YOUR OBJECTIVE
All of the data needs to be repeated exactly.

────

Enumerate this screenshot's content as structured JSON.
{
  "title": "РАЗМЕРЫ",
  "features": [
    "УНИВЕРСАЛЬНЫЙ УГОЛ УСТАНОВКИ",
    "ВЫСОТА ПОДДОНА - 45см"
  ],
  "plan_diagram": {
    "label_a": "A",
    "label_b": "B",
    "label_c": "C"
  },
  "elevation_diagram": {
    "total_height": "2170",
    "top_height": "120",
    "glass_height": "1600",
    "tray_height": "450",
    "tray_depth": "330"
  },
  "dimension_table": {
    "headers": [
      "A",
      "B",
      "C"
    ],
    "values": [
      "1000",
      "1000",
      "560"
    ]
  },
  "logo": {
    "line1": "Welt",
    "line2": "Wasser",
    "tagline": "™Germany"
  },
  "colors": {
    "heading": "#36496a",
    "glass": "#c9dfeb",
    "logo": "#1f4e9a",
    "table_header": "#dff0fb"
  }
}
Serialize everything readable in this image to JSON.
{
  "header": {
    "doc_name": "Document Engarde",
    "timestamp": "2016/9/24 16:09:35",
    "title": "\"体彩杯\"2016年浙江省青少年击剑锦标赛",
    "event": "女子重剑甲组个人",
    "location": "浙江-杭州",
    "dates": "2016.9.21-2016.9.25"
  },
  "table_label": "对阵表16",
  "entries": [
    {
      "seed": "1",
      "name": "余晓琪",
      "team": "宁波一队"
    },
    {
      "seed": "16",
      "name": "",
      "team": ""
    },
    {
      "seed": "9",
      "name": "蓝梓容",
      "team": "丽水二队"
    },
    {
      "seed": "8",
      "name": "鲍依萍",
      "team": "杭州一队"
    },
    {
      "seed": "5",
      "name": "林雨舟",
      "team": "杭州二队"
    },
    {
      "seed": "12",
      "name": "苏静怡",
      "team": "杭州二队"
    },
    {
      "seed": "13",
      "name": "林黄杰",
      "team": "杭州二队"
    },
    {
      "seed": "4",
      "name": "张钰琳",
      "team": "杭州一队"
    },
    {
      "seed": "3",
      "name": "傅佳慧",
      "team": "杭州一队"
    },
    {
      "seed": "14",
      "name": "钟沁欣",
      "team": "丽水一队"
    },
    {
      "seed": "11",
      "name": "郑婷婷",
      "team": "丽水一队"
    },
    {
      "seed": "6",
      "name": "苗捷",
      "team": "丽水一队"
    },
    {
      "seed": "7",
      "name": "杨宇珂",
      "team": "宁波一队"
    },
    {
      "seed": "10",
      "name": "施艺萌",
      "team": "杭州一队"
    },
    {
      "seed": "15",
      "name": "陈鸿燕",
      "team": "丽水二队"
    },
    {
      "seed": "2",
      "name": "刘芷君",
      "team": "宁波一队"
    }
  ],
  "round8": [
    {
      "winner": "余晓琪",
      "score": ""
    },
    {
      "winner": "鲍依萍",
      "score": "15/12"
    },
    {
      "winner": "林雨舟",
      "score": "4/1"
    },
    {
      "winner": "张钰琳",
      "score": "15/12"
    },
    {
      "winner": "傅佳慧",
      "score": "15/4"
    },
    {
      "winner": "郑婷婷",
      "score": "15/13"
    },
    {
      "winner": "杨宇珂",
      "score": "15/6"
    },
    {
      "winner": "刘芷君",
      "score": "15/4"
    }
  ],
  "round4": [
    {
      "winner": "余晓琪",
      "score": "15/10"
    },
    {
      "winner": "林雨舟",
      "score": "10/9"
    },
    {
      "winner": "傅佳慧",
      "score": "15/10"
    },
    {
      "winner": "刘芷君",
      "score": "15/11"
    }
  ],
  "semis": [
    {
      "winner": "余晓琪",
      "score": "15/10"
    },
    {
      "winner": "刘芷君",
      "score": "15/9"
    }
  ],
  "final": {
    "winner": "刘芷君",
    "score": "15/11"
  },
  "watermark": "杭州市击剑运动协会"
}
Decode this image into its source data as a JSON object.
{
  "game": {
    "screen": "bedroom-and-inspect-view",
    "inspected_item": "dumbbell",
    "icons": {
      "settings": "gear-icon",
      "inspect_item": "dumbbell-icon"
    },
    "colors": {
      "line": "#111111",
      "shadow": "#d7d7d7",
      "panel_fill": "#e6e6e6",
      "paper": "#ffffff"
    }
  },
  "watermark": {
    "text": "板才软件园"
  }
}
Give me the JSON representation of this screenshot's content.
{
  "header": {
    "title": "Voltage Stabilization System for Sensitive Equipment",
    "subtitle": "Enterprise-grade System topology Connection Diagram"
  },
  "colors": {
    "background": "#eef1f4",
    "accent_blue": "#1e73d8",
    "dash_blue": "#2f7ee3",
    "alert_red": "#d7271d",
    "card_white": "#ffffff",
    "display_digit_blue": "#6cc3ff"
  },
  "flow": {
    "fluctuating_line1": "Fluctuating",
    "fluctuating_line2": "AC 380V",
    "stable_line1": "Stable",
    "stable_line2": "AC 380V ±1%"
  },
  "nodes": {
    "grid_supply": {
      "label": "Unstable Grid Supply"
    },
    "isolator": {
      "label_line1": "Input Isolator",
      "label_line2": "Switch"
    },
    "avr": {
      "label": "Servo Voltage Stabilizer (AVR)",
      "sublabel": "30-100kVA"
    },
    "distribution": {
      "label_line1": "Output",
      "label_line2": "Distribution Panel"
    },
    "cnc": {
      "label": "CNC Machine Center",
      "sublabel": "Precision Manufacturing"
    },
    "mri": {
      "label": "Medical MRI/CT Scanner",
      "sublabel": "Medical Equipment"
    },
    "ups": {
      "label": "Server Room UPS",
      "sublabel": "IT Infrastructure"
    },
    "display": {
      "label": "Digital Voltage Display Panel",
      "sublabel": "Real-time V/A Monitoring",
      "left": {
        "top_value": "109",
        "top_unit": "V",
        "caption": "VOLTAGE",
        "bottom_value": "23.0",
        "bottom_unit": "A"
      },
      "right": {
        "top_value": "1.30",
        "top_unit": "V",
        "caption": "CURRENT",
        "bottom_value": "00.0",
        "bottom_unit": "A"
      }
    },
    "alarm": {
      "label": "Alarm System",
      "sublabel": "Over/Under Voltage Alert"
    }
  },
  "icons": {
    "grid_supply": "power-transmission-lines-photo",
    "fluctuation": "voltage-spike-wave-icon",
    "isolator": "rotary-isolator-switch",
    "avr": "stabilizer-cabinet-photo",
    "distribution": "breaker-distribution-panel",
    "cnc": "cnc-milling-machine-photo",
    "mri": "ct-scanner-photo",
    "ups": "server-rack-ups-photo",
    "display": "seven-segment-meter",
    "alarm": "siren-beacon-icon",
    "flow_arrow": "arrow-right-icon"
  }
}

────

SOLUTION BELOW
Enumerate this screenshot's content as structured JSON.
{
  "title": "РАЗМЕРЫ",
  "features": [
    "УНИВЕРСАЛЬНЫЙ УГОЛ УСТАНОВКИ",
    "ВЫСОТА ПОДДОНА - 45см"
  ],
  "plan_diagram": {
    "label_a": "A",
    "label_b": "B",
    "label_c": "C"
  },
  "elevation_diagram": {
    "total_height": "2170",
    "top_height": "120",
    "glass_height": "1600",
    "tray_height": "450",
    "tray_depth": "330"
  },
  "dimension_table": {
    "headers": [
      "A",
      "B",
      "C"
    ],
    "values": [
      "1000",
      "1000",
      "560"
    ]
  },
  "logo": {
    "line1": "Welt",
    "line2": "Wasser",
    "tagline": "™Germany"
  },
  "colors": {
    "heading": "#36496a",
    "glass": "#c9dfeb",
    "logo": "#1f4e9a",
    "table_header": "#dff0fb"
  }
}
Serialize everything readable in this image to JSON.
{
  "header": {
    "doc_name": "Document Engarde",
    "timestamp": "2016/9/24 16:09:35",
    "title": "\"体彩杯\"2016年浙江省青少年击剑锦标赛",
    "event": "女子重剑甲组个人",
    "location": "浙江-杭州",
    "dates": "2016.9.21-2016.9.25"
  },
  "table_label": "对阵表16",
  "entries": [
    {
      "seed": "1",
      "name": "余晓琪",
      "team": "宁波一队"
    },
    {
      "seed": "16",
      "name": "",
      "team": ""
    },
    {
      "seed": "9",
      "name": "蓝梓容",
      "team": "丽水二队"
    },
    {
      "seed": "8",
      "name": "鲍依萍",
      "team": "杭州一队"
    },
    {
      "seed": "5",
      "name": "林雨舟",
      "team": "杭州二队"
    },
    {
      "seed": "12",
      "name": "苏静怡",
      "team": "杭州二队"
    },
    {
      "seed": "13",
      "name": "林黄杰",
      "team": "杭州二队"
    },
    {
      "seed": "4",
      "name": "张钰琳",
      "team": "杭州一队"
    },
    {
      "seed": "3",
      "name": "傅佳慧",
      "team": "杭州一队"
    },
    {
      "seed": "14",
      "name": "钟沁欣",
      "team": "丽水一队"
    },
    {
      "seed": "11",
      "name": "郑婷婷",
      "team": "丽水一队"
    },
    {
      "seed": "6",
      "name": "苗捷",
      "team": "丽水一队"
    },
    {
      "seed": "7",
      "name": "杨宇珂",
      "team": "宁波一队"
    },
    {
      "seed": "10",
      "name": "施艺萌",
      "team": "杭州一队"
    },
    {
      "seed": "15",
      "name": "陈鸿燕",
      "team": "丽水二队"
    },
    {
      "seed": "2",
      "name": "刘芷君",
      "team": "宁波一队"
    }
  ],
  "round8": [
    {
      "winner": "余晓琪",
      "score": ""
    },
    {
      "winner": "鲍依萍",
      "score": "15/12"
    },
    {
      "winner": "林雨舟",
      "score": "4/1"
    },
    {
      "winner": "张钰琳",
      "score": "15/12"
    },
    {
      "winner": "傅佳慧",
      "score": "15/4"
    },
    {
      "winner": "郑婷婷",
      "score": "15/13"
    },
    {
      "winner": "杨宇珂",
      "score": "15/6"
    },
    {
      "winner": "刘芷君",
      "score": "15/4"
    }
  ],
  "round4": [
    {
      "winner": "余晓琪",
      "score": "15/10"
    },
    {
      "winner": "林雨舟",
      "score": "10/9"
    },
    {
      "winner": "傅佳慧",
      "score": "15/10"
    },
    {
      "winner": "刘芷君",
      "score": "15/11"
    }
  ],
  "semis": [
    {
      "winner": "余晓琪",
      "score": "15/10"
    },
    {
      "winner": "刘芷君",
      "score": "15/9"
    }
  ],
  "final": {
    "winner": "刘芷君",
    "score": "15/11"
  },
  "watermark": "杭州市击剑运动协会"
}
Decode this image into its source data as a JSON object.
{
  "game": {
    "screen": "bedroom-and-inspect-view",
    "inspected_item": "dumbbell",
    "icons": {
      "settings": "gear-icon",
      "inspect_item": "dumbbell-icon"
    },
    "colors": {
      "line": "#111111",
      "shadow": "#d7d7d7",
      "panel_fill": "#e6e6e6",
      "paper": "#ffffff"
    }
  },
  "watermark": {
    "text": "板才软件园"
  }
}
Give me the JSON representation of this screenshot's content.
{
  "header": {
    "title": "Voltage Stabilization System for Sensitive Equipment",
    "subtitle": "Enterprise-grade System topology Connection Diagram"
  },
  "colors": {
    "background": "#eef1f4",
    "accent_blue": "#1e73d8",
    "dash_blue": "#2f7ee3",
    "alert_red": "#d7271d",
    "card_white": "#ffffff",
    "display_digit_blue": "#6cc3ff"
  },
  "flow": {
    "fluctuating_line1": "Fluctuating",
    "fluctuating_line2": "AC 380V",
    "stable_line1": "Stable",
    "stable_line2": "AC 380V ±1%"
  },
  "nodes": {
    "grid_supply": {
      "label": "Unstable Grid Supply"
    },
    "isolator": {
      "label_line1": "Input Isolator",
      "label_line2": "Switch"
    },
    "avr": {
      "label": "Servo Voltage Stabilizer (AVR)",
      "sublabel": "30-100kVA"
    },
    "distribution": {
      "label_line1": "Output",
      "label_line2": "Distribution Panel"
    },
    "cnc": {
      "label": "CNC Machine Center",
      "sublabel": "Precision Manufacturing"
    },
    "mri": {
      "label": "Medical MRI/CT Scanner",
      "sublabel": "Medical Equipment"
    },
    "ups": {
      "label": "Server Room UPS",
      "sublabel": "IT Infrastructure"
    },
    "display": {
      "label": "Digital Voltage Display Panel",
      "sublabel": "Real-time V/A Monitoring",
      "left": {
        "top_value": "109",
        "top_unit": "V",
        "caption": "VOLTAGE",
        "bottom_value": "23.0",
        "bottom_unit": "A"
      },
      "right": {
        "top_value": "1.30",
        "top_unit": "V",
        "caption": "CURRENT",
        "bottom_value": "00.0",
        "bottom_unit": "A"
      }
    },
    "alarm": {
      "label": "Alarm System",
      "sublabel": "Over/Under Voltage Alert"
    }
  },
  "icons": {
    "grid_supply": "power-transmission-lines-photo",
    "fluctuation": "voltage-spike-wave-icon",
    "isolator": "rotary-isolator-switch",
    "avr": "stabilizer-cabinet-photo",
    "distribution": "breaker-distribution-panel",
    "cnc": "cnc-milling-machine-photo",
    "mri": "ct-scanner-photo",
    "ups": "server-rack-ups-photo",
    "display": "seven-segment-meter",
    "alarm": "siren-beacon-icon",
    "flow_arrow": "arrow-right-icon"
  }
}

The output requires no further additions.